-- BEGIN Record excerpts --

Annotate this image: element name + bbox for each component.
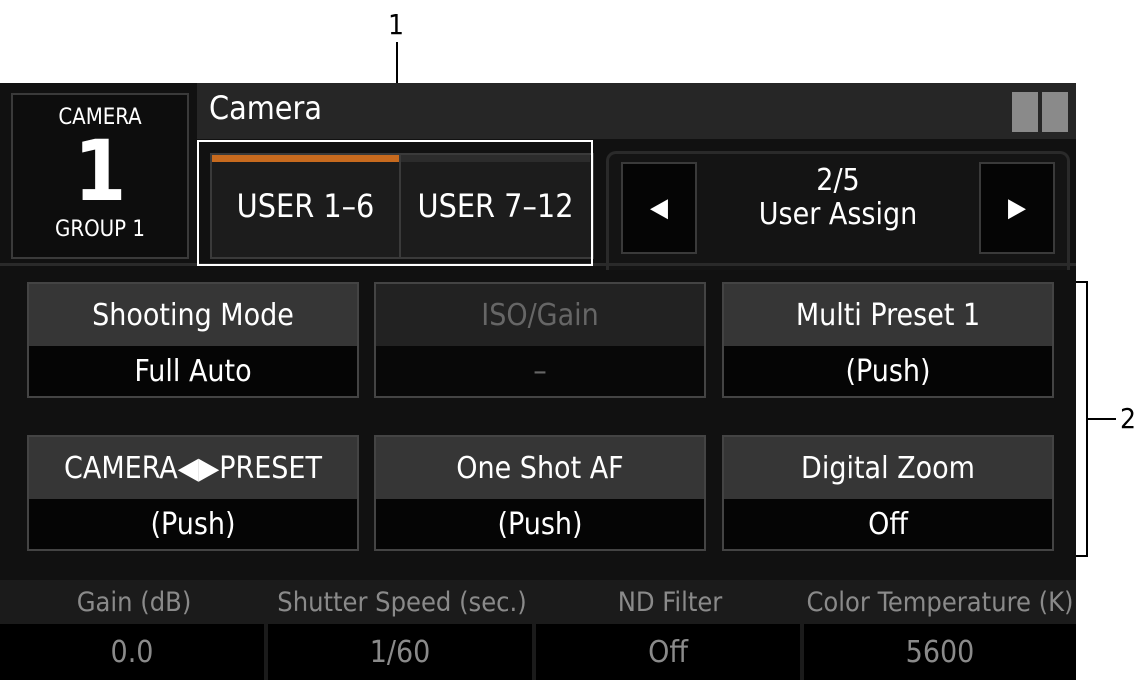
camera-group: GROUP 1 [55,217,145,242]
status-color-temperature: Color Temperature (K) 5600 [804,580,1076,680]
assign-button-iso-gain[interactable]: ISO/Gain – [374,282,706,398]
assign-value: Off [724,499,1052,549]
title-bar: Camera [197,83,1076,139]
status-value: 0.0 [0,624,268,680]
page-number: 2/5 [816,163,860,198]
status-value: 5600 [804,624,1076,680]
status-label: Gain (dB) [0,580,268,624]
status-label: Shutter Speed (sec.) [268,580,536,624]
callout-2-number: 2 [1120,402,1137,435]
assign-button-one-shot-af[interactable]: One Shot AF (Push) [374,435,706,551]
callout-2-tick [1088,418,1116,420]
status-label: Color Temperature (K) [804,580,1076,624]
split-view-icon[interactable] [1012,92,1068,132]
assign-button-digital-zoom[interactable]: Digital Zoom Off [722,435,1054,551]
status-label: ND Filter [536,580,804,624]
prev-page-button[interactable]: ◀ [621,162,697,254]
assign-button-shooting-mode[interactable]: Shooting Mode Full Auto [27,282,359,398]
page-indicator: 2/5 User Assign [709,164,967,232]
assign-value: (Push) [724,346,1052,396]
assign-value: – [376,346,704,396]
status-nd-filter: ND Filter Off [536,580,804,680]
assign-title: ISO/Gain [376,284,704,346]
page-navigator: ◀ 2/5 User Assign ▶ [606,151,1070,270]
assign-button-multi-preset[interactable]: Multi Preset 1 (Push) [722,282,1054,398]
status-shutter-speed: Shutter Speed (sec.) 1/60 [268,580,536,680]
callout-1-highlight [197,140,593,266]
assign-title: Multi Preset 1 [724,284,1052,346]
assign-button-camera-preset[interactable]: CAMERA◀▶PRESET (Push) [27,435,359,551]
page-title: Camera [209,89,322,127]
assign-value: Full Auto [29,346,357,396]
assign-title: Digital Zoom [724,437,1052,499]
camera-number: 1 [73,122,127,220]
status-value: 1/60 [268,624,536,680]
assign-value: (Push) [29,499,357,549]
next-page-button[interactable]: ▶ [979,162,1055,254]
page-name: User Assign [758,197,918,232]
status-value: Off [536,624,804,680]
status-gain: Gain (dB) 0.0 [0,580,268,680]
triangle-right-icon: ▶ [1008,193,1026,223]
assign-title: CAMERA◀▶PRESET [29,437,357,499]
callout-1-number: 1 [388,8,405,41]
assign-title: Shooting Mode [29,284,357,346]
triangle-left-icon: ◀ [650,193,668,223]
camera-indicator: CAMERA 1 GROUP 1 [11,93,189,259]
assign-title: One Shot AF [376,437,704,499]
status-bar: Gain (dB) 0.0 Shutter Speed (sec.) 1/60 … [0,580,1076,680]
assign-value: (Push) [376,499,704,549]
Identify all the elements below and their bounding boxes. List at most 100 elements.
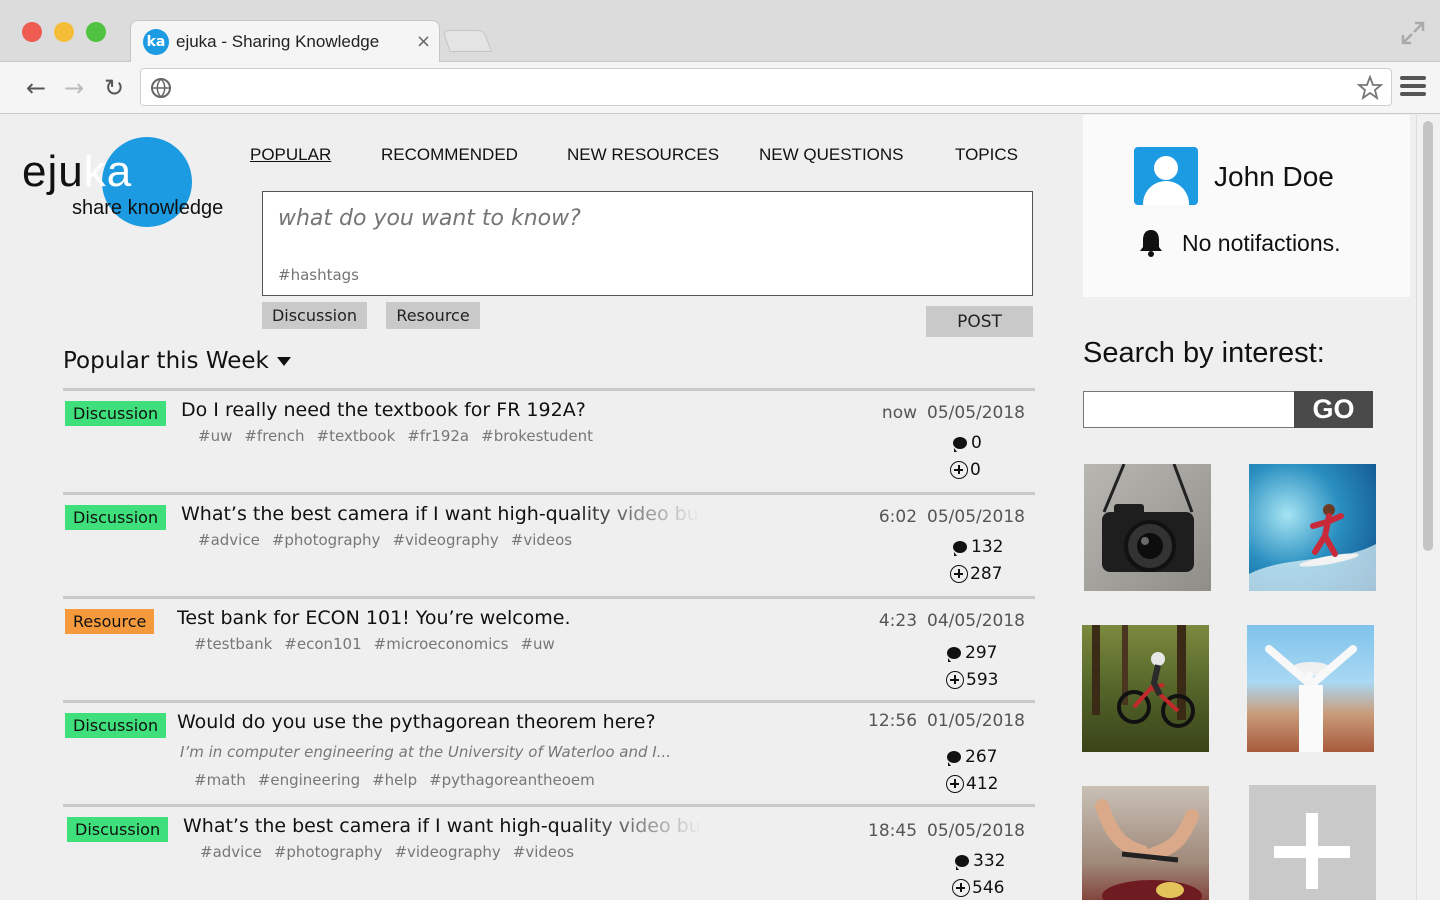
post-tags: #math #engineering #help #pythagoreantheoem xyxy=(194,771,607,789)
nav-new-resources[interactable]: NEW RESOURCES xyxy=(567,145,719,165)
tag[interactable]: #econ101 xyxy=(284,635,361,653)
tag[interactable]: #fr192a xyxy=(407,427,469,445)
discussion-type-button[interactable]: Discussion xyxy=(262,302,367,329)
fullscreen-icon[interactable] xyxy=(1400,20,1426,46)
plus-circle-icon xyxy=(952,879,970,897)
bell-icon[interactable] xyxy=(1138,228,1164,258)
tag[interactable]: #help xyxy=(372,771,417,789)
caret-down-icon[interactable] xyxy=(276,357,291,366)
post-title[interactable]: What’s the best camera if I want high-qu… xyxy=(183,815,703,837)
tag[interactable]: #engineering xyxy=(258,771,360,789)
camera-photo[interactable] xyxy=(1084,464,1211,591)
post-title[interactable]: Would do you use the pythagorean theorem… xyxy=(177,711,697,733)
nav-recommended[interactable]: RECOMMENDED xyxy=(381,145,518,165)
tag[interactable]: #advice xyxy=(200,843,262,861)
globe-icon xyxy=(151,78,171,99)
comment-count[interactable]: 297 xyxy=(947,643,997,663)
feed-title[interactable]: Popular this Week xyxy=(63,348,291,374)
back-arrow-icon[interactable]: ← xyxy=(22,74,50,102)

-- END Record excerpts --

**What you need to do**: Rewrite everything from the line containing "camera-group: GROUP 1 [55,217,145,242]" down to the line containing "status-value: 5600 [804,624,1076,680]", changing "title-bar" to "header-bar" and keeping every other character the same.

**Exercise response**:
camera-group: GROUP 1 [55,217,145,242]
status-color-temperature: Color Temperature (K) 5600 [804,580,1076,680]
assign-button-iso-gain[interactable]: ISO/Gain – [374,282,706,398]
assign-value: Off [724,499,1052,549]
header-bar: Camera [197,83,1076,139]
status-value: 0.0 [0,624,268,680]
page-number: 2/5 [816,163,860,198]
status-value: 5600 [804,624,1076,680]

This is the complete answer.